Copy each record exactly as it reads, leaving out any pictures it holds.

[Dataset records]
--------
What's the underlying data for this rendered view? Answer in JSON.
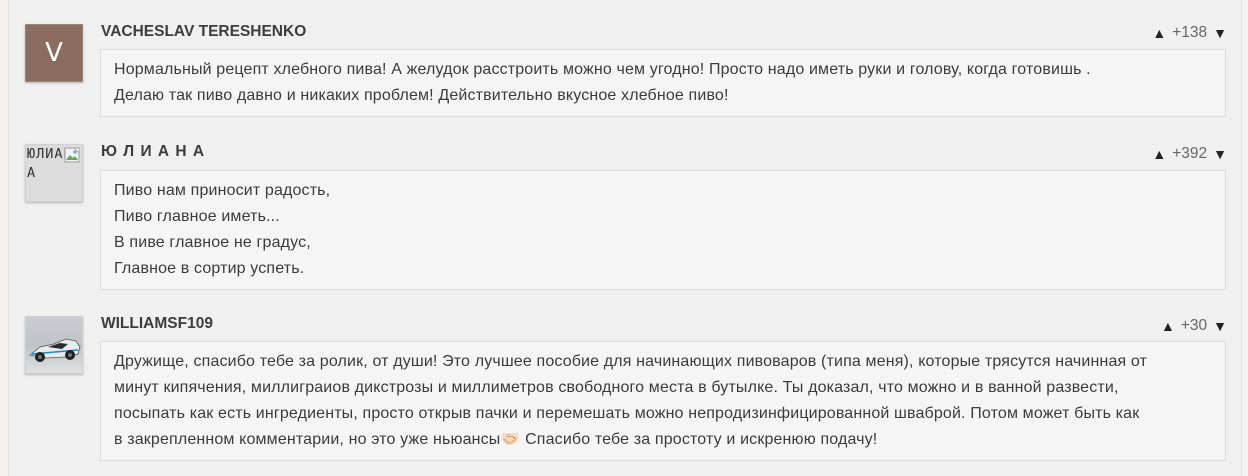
{
  "comments": [
    {
      "author": "VACHESLAV TERESHENKO",
      "avatar": {
        "type": "letter",
        "letter": "V",
        "color": "#8b6d60"
      },
      "score": "+138",
      "lines": [
        "Нормальный рецепт хлебного пива! А желудок расстроить можно чем угодно! Просто надо иметь руки и голову, когда готовишь .",
        "Делаю так пиво давно и никаких проблем! Действительно вкусное хлебное пиво!"
      ]
    },
    {
      "author": "Ю Л И А Н А",
      "avatar": {
        "type": "broken-image",
        "alt": "ЮЛИАНА",
        "icon": "broken-image-icon"
      },
      "score": "+392",
      "lines": [
        "Пиво нам приносит радость,",
        "Пиво главное иметь...",
        "В пиве главное не градус,",
        "Главное в сортир успеть."
      ]
    },
    {
      "author": "WILLIAMSF109",
      "avatar": {
        "type": "photo",
        "subject": "race-car"
      },
      "score": "+30",
      "lines": [
        "Дружище, спасибо тебе за ролик, от души! Это лучшее пособие для начинающих пивоваров (типа меня), которые трясутся начинная от",
        "минут кипячения, миллиграиов дикстрозы и миллиметров свободного места в бутылке. Ты доказал, что можно и в ванной развести,",
        "посыпать как есть ингредиенты, просто открыв пачки и перемешать можно непродизинфицированной шваброй. Потом может быть как",
        "в закрепленном комментарии, но это уже ньюансы🤝🏻 Спасибо тебе за простоту и искренюю подачу!"
      ]
    }
  ],
  "icons": {
    "upvote": "▲",
    "downvote": "▼"
  }
}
--------
Answer in full:
What's the underlying data for this rendered view? Answer in JSON.
{
  "comments": [
    {
      "author": "VACHESLAV TERESHENKO",
      "avatar": {
        "type": "letter",
        "letter": "V",
        "color": "#8b6d60"
      },
      "score": "+138",
      "lines": [
        "Нормальный рецепт хлебного пива! А желудок расстроить можно чем угодно! Просто надо иметь руки и голову, когда готовишь .",
        "Делаю так пиво давно и никаких проблем! Действительно вкусное хлебное пиво!"
      ]
    },
    {
      "author": "Ю Л И А Н А",
      "avatar": {
        "type": "broken-image",
        "alt": "ЮЛИАНА",
        "icon": "broken-image-icon"
      },
      "score": "+392",
      "lines": [
        "Пиво нам приносит радость,",
        "Пиво главное иметь...",
        "В пиве главное не градус,",
        "Главное в сортир успеть."
      ]
    },
    {
      "author": "WILLIAMSF109",
      "avatar": {
        "type": "photo",
        "subject": "race-car"
      },
      "score": "+30",
      "lines": [
        "Дружище, спасибо тебе за ролик, от души! Это лучшее пособие для начинающих пивоваров (типа меня), которые трясутся начинная от",
        "минут кипячения, миллиграиов дикстрозы и миллиметров свободного места в бутылке. Ты доказал, что можно и в ванной развести,",
        "посыпать как есть ингредиенты, просто открыв пачки и перемешать можно непродизинфицированной шваброй. Потом может быть как",
        "в закрепленном комментарии, но это уже ньюансы🤝🏻 Спасибо тебе за простоту и искренюю подачу!"
      ]
    }
  ],
  "icons": {
    "upvote": "▲",
    "downvote": "▼"
  }
}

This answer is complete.